• YOUR TASK:
Omit every image, and transcribe the remaining entries exactly as given.

# # #

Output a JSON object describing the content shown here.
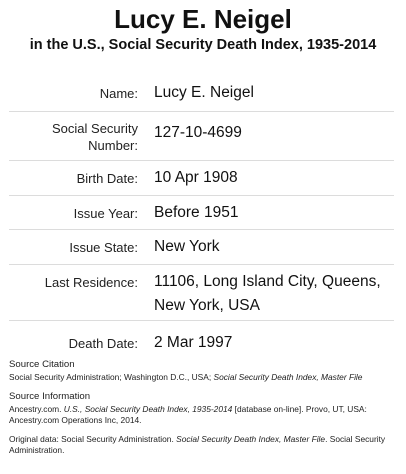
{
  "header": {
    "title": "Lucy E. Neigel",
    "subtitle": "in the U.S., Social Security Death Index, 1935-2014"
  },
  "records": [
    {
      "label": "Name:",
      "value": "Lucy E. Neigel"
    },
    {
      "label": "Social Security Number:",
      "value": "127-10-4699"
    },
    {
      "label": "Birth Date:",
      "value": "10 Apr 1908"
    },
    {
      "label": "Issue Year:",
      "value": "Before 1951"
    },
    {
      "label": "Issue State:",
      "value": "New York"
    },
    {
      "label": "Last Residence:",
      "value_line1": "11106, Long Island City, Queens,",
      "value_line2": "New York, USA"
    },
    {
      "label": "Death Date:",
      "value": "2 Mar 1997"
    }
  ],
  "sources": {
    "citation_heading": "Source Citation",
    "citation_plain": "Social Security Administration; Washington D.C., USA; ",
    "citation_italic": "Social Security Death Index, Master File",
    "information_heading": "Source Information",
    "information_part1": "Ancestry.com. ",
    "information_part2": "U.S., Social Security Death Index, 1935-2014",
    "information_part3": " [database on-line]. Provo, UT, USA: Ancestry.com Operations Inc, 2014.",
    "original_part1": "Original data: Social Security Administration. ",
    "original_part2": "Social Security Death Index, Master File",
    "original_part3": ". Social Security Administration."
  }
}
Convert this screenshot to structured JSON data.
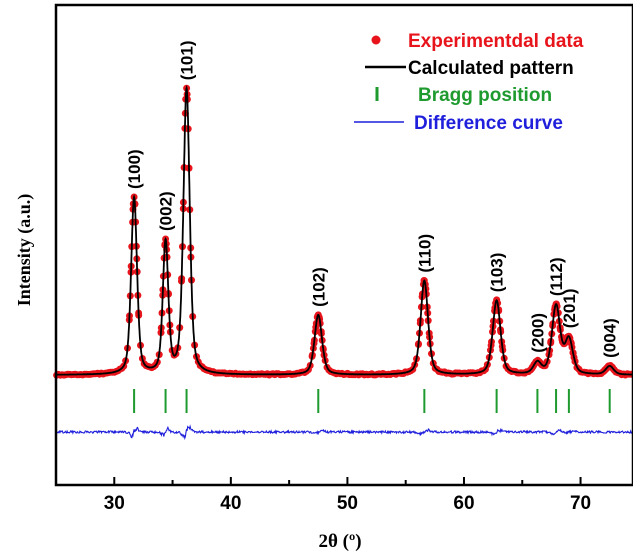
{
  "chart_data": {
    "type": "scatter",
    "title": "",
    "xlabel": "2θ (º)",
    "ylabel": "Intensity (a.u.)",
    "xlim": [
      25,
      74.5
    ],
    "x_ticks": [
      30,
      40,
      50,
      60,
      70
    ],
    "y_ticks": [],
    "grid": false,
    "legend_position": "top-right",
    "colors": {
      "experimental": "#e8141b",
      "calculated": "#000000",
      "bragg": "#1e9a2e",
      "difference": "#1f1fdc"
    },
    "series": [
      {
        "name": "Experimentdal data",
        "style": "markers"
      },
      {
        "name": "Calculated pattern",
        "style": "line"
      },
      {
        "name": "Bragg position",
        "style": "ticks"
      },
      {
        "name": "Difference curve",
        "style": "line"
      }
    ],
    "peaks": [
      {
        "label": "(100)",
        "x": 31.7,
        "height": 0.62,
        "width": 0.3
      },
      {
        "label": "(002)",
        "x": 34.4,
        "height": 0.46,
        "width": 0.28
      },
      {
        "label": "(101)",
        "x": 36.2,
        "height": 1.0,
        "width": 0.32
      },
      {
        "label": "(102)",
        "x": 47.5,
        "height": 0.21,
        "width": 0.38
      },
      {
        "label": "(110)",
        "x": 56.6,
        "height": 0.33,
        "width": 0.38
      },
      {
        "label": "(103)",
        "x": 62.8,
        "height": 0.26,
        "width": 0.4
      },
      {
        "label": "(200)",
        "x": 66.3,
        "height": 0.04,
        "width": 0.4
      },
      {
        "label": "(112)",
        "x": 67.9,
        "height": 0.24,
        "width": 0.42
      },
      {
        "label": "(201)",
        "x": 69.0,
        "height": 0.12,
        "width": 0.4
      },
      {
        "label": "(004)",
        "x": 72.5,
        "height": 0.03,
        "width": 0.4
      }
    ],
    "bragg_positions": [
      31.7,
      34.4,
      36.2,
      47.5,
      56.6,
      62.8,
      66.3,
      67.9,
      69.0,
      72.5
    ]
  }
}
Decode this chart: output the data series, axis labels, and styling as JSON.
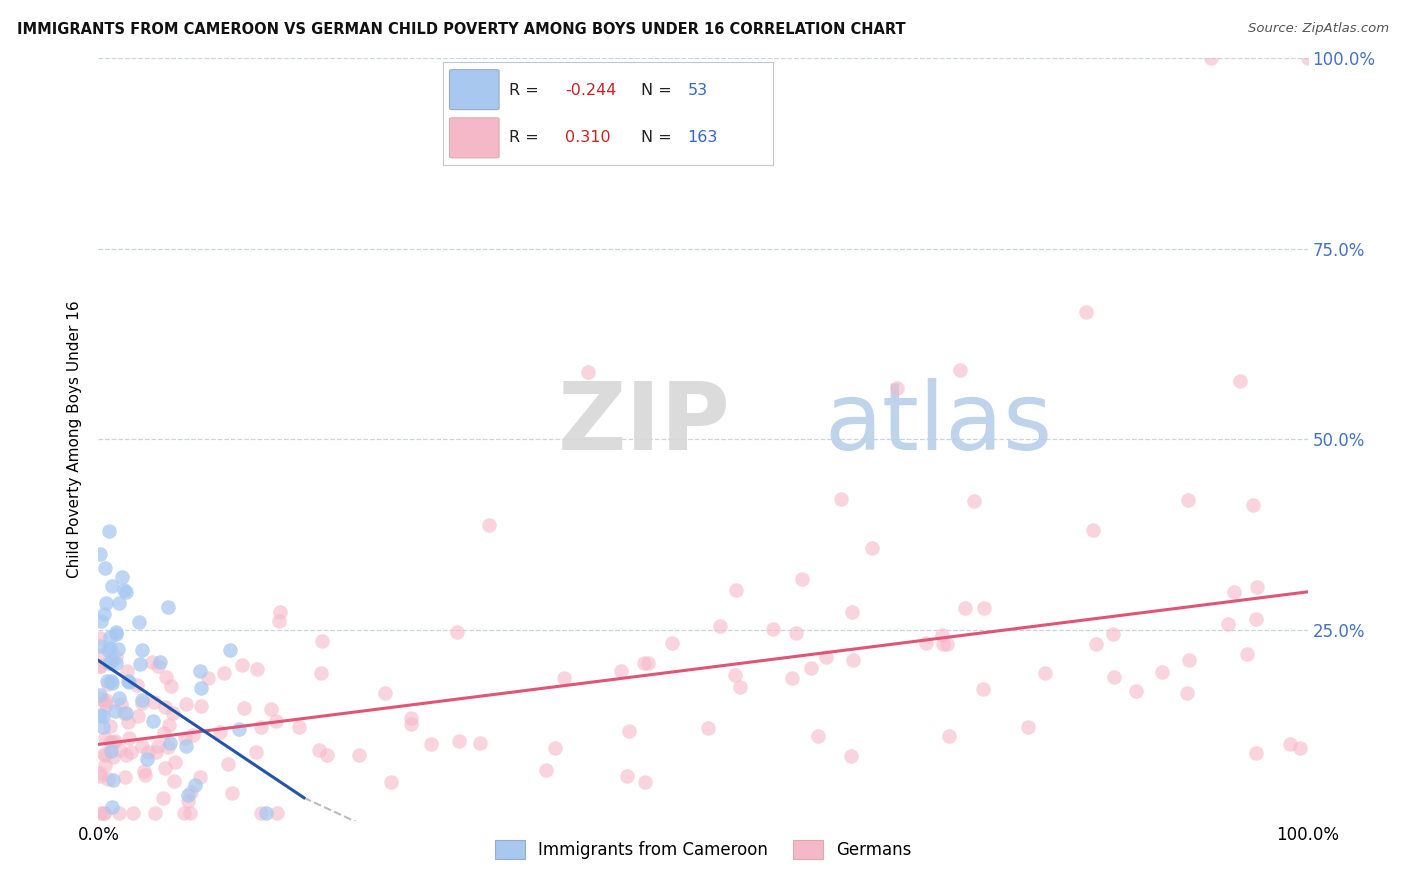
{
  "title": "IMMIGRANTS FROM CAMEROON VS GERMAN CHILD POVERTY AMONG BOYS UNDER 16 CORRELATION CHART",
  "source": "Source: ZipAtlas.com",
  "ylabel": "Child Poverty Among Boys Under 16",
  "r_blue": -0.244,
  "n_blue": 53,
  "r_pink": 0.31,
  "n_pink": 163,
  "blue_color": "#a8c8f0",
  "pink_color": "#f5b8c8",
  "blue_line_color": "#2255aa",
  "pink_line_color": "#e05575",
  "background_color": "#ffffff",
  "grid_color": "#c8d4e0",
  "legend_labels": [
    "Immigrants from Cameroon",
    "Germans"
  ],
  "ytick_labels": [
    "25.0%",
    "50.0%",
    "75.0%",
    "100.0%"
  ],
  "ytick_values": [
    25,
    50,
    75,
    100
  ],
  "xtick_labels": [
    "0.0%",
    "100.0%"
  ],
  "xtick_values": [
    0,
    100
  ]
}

# # #

• RESULT OF THIS TASK:
Output a JSON object describing the content shown here.
{
  "header": {
    "title": "Lucy E. Neigel",
    "subtitle": "in the U.S., Social Security Death Index, 1935-2014"
  },
  "records": [
    {
      "label": "Name:",
      "value": "Lucy E. Neigel"
    },
    {
      "label": "Social Security Number:",
      "value": "127-10-4699"
    },
    {
      "label": "Birth Date:",
      "value": "10 Apr 1908"
    },
    {
      "label": "Issue Year:",
      "value": "Before 1951"
    },
    {
      "label": "Issue State:",
      "value": "New York"
    },
    {
      "label": "Last Residence:",
      "value_line1": "11106, Long Island City, Queens,",
      "value_line2": "New York, USA"
    },
    {
      "label": "Death Date:",
      "value": "2 Mar 1997"
    }
  ],
  "sources": {
    "citation_heading": "Source Citation",
    "citation_plain": "Social Security Administration; Washington D.C., USA; ",
    "citation_italic": "Social Security Death Index, Master File",
    "information_heading": "Source Information",
    "information_part1": "Ancestry.com. ",
    "information_part2": "U.S., Social Security Death Index, 1935-2014",
    "information_part3": " [database on-line]. Provo, UT, USA: Ancestry.com Operations Inc, 2014.",
    "original_part1": "Original data: Social Security Administration. ",
    "original_part2": "Social Security Death Index, Master File",
    "original_part3": ". Social Security Administration."
  }
}
Convert this screenshot to structured JSON data.
{
  "chart_data": {
    "type": "scatter",
    "title": "",
    "xlabel": "2θ (º)",
    "ylabel": "Intensity (a.u.)",
    "xlim": [
      25,
      74.5
    ],
    "x_ticks": [
      30,
      40,
      50,
      60,
      70
    ],
    "y_ticks": [],
    "grid": false,
    "legend_position": "top-right",
    "colors": {
      "experimental": "#e8141b",
      "calculated": "#000000",
      "bragg": "#1e9a2e",
      "difference": "#1f1fdc"
    },
    "series": [
      {
        "name": "Experimentdal data",
        "style": "markers"
      },
      {
        "name": "Calculated pattern",
        "style": "line"
      },
      {
        "name": "Bragg position",
        "style": "ticks"
      },
      {
        "name": "Difference curve",
        "style": "line"
      }
    ],
    "peaks": [
      {
        "label": "(100)",
        "x": 31.7,
        "height": 0.62,
        "width": 0.3
      },
      {
        "label": "(002)",
        "x": 34.4,
        "height": 0.46,
        "width": 0.28
      },
      {
        "label": "(101)",
        "x": 36.2,
        "height": 1.0,
        "width": 0.32
      },
      {
        "label": "(102)",
        "x": 47.5,
        "height": 0.21,
        "width": 0.38
      },
      {
        "label": "(110)",
        "x": 56.6,
        "height": 0.33,
        "width": 0.38
      },
      {
        "label": "(103)",
        "x": 62.8,
        "height": 0.26,
        "width": 0.4
      },
      {
        "label": "(200)",
        "x": 66.3,
        "height": 0.04,
        "width": 0.4
      },
      {
        "label": "(112)",
        "x": 67.9,
        "height": 0.24,
        "width": 0.42
      },
      {
        "label": "(201)",
        "x": 69.0,
        "height": 0.12,
        "width": 0.4
      },
      {
        "label": "(004)",
        "x": 72.5,
        "height": 0.03,
        "width": 0.4
      }
    ],
    "bragg_positions": [
      31.7,
      34.4,
      36.2,
      47.5,
      56.6,
      62.8,
      66.3,
      67.9,
      69.0,
      72.5
    ]
  }
}
Decode this chart: output the data series, axis labels, and styling as JSON.
{
  "title": "IMMIGRANTS FROM CAMEROON VS GERMAN CHILD POVERTY AMONG BOYS UNDER 16 CORRELATION CHART",
  "source": "Source: ZipAtlas.com",
  "ylabel": "Child Poverty Among Boys Under 16",
  "r_blue": -0.244,
  "n_blue": 53,
  "r_pink": 0.31,
  "n_pink": 163,
  "blue_color": "#a8c8f0",
  "pink_color": "#f5b8c8",
  "blue_line_color": "#2255aa",
  "pink_line_color": "#e05575",
  "background_color": "#ffffff",
  "grid_color": "#c8d4e0",
  "legend_labels": [
    "Immigrants from Cameroon",
    "Germans"
  ],
  "ytick_labels": [
    "25.0%",
    "50.0%",
    "75.0%",
    "100.0%"
  ],
  "ytick_values": [
    25,
    50,
    75,
    100
  ],
  "xtick_labels": [
    "0.0%",
    "100.0%"
  ],
  "xtick_values": [
    0,
    100
  ]
}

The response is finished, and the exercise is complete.